··· Entries

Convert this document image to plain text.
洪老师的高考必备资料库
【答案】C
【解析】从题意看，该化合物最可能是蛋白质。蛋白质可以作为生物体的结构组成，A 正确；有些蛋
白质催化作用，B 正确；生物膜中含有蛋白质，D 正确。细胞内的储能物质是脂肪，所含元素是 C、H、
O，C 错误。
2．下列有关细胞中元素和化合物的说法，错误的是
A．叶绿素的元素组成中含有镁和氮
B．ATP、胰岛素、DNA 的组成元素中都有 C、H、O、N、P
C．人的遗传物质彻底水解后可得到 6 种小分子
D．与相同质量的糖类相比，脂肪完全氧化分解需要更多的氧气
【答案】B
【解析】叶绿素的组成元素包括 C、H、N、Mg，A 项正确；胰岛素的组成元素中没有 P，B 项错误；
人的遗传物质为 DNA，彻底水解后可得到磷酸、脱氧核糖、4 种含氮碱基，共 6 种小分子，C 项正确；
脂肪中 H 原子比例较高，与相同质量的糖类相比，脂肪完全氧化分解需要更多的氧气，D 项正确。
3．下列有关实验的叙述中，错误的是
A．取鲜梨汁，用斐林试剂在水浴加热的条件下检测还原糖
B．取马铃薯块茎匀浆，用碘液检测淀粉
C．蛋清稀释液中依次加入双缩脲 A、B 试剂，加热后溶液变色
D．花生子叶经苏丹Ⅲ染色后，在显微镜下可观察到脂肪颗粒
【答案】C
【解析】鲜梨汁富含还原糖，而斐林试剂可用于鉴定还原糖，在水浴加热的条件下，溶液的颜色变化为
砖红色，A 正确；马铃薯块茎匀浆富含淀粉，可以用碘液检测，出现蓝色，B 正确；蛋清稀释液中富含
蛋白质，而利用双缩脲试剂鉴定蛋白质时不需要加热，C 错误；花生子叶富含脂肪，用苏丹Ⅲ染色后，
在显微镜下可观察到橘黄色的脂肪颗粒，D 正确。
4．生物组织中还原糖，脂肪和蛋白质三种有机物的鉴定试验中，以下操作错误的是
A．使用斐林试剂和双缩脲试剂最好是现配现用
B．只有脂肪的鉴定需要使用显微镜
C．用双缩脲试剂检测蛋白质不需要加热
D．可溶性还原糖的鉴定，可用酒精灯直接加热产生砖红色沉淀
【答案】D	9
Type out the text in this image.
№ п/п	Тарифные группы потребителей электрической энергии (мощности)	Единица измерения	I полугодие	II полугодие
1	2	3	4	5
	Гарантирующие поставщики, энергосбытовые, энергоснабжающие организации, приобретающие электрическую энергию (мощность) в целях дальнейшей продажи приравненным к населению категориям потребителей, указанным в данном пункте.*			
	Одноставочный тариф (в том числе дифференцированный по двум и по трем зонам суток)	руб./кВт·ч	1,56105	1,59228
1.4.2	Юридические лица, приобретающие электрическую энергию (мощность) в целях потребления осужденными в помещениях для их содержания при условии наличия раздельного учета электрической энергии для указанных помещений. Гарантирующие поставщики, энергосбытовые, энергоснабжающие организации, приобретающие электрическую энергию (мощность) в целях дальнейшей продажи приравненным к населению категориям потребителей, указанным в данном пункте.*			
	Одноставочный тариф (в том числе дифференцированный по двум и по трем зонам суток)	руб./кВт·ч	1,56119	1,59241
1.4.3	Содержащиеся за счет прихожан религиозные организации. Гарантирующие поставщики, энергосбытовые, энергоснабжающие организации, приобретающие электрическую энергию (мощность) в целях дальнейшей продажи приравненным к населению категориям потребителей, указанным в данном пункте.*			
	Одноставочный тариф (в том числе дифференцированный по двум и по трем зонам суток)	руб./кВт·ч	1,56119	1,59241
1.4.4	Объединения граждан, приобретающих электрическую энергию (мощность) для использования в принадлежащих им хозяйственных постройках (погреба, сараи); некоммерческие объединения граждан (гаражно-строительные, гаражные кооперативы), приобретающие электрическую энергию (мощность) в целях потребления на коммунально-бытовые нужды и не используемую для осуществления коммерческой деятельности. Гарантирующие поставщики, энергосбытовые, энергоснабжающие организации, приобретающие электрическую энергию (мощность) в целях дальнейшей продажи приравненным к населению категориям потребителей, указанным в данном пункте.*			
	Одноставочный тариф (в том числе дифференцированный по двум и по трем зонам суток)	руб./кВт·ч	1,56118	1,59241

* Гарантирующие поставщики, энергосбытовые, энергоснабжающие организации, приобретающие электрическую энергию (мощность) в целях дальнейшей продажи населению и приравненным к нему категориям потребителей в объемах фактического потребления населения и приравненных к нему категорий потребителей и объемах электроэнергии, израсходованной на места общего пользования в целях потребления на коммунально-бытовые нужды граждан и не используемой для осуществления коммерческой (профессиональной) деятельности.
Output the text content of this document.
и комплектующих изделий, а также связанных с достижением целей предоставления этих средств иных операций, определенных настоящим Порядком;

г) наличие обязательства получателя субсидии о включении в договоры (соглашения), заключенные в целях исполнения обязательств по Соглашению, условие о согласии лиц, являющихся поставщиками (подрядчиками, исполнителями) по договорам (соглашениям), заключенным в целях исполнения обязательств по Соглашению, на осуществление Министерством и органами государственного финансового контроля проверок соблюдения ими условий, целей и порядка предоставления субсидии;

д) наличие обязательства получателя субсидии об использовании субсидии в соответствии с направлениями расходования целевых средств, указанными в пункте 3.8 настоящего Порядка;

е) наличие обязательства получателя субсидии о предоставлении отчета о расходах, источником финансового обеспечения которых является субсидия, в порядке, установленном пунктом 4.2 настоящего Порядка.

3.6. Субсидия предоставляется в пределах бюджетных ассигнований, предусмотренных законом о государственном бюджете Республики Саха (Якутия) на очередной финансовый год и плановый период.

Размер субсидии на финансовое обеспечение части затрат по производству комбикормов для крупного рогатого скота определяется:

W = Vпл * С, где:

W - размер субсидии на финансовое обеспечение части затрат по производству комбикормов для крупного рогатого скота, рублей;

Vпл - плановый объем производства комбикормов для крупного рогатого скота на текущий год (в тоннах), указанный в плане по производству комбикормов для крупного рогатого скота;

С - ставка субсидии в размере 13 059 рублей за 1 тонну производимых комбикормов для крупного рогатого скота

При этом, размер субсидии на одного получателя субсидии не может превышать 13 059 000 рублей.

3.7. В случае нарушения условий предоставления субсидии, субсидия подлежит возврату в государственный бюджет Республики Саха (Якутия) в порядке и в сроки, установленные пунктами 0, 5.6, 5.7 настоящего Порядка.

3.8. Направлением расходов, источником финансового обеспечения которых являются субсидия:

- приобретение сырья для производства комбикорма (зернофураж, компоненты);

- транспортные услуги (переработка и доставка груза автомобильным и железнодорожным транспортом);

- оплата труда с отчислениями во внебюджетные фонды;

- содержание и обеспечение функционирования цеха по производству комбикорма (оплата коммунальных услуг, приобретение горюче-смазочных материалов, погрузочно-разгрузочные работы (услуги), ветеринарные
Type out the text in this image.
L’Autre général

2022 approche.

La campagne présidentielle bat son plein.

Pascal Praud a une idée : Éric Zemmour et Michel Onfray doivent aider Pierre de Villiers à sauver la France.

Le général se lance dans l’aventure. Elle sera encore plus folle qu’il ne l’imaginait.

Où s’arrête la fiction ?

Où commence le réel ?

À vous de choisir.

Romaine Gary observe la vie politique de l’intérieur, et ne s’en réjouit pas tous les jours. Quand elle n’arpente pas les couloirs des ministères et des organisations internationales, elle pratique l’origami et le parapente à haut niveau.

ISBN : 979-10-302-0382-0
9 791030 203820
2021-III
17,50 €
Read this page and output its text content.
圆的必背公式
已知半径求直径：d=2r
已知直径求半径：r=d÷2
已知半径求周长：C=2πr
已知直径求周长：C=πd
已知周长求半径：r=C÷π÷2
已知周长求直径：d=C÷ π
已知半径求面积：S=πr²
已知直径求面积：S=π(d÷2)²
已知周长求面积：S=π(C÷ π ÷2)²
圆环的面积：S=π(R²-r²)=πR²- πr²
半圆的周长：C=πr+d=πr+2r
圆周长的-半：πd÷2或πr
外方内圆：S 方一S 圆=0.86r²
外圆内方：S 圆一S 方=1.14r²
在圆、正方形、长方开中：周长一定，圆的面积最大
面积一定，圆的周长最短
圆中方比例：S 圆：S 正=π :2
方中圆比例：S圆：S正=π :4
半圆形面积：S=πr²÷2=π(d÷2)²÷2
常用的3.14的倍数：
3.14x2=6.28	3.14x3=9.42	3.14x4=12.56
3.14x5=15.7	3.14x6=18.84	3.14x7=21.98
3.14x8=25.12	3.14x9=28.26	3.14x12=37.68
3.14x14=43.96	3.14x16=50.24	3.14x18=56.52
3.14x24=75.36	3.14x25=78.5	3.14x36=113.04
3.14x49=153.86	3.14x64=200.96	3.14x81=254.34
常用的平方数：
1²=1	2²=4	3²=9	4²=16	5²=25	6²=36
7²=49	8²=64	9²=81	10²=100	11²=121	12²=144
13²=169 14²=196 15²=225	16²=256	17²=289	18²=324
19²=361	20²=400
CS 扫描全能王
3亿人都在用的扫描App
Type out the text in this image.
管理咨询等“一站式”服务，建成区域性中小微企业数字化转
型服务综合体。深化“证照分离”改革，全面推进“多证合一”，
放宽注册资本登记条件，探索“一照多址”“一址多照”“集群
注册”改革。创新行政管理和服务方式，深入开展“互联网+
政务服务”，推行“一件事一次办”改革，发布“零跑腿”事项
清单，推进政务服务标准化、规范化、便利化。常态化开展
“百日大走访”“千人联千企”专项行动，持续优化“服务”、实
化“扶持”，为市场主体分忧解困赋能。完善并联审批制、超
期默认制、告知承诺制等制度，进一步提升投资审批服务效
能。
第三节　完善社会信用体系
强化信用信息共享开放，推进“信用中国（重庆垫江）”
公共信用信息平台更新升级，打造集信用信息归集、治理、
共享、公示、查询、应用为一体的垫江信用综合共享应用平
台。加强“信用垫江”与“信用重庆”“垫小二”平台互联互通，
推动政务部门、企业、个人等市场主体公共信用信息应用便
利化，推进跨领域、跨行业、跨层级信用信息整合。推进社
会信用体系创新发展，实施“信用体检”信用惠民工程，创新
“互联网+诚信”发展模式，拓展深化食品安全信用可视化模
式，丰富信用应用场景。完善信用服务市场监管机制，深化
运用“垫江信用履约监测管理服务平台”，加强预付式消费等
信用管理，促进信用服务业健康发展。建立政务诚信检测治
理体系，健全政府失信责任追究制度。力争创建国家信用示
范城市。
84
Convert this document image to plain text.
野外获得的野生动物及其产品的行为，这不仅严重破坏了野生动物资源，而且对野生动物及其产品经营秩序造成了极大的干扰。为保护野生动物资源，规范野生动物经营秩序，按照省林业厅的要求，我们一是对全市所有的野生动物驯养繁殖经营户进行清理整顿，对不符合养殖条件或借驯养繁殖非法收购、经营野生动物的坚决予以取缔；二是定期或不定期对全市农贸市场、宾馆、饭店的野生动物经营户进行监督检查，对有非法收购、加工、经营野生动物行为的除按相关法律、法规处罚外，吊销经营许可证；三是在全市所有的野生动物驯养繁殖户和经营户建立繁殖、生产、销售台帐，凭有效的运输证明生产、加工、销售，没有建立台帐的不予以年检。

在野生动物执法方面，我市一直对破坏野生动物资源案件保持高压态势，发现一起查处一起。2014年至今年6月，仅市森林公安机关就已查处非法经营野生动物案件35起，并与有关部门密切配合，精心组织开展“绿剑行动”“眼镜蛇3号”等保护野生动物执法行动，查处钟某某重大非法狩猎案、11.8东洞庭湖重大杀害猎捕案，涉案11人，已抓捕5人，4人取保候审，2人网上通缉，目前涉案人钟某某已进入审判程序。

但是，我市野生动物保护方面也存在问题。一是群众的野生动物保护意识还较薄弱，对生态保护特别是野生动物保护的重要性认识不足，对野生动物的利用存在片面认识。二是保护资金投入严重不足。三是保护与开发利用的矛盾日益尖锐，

······

— Description of the task —
Write out every line of the data that holds the word "与相同质量的糖类相比".

— Solution to this task —
D．与相同质量的糖类相比，脂肪完全氧化分解需要更多的氧气
脂肪中 H 原子比例较高，与相同质量的糖类相比，脂肪完全氧化分解需要更多的氧气，D 项正确。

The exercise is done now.